* _EXERCISE DESCRIPTION_: Out of the lines below, please list those that hold the string "Indians".

^^^^^^^^

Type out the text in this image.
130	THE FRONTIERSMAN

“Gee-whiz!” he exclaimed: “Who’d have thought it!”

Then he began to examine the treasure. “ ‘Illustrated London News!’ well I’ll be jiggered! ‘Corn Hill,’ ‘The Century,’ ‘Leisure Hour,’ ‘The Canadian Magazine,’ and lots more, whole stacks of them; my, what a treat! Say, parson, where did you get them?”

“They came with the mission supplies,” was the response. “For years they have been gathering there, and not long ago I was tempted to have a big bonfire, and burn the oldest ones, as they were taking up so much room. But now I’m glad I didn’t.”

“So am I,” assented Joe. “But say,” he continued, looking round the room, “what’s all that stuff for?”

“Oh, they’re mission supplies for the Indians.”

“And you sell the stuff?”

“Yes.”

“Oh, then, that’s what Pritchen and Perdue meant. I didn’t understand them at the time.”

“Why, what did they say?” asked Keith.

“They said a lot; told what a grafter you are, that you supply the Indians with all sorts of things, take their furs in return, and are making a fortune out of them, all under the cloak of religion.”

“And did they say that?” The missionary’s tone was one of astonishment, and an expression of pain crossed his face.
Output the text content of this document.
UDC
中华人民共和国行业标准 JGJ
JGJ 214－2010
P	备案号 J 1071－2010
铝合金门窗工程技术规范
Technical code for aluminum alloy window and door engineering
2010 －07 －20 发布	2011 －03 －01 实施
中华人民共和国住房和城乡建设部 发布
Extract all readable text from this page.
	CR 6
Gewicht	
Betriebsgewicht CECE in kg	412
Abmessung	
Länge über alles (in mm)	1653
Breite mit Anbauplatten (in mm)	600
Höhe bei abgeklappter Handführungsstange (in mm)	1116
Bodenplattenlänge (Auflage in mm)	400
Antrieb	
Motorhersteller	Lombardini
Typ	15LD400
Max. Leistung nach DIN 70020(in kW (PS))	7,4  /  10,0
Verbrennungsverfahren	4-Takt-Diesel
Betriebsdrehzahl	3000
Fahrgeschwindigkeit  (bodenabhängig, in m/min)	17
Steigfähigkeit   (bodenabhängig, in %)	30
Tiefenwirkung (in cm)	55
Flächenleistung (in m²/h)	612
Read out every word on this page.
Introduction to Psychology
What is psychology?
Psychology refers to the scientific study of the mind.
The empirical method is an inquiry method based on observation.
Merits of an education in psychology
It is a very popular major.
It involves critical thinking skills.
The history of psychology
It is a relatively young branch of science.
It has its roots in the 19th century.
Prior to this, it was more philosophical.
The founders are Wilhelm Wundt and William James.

^^^^^^^^

* _THE COMPLETED TASK_:
“Oh, they’re mission supplies for the Indians.”
“They said a lot; told what a grafter you are, that you supply the Indians with all sorts of things, take their furs in return, and are making a fortune out of them, all under the cloak of religion.”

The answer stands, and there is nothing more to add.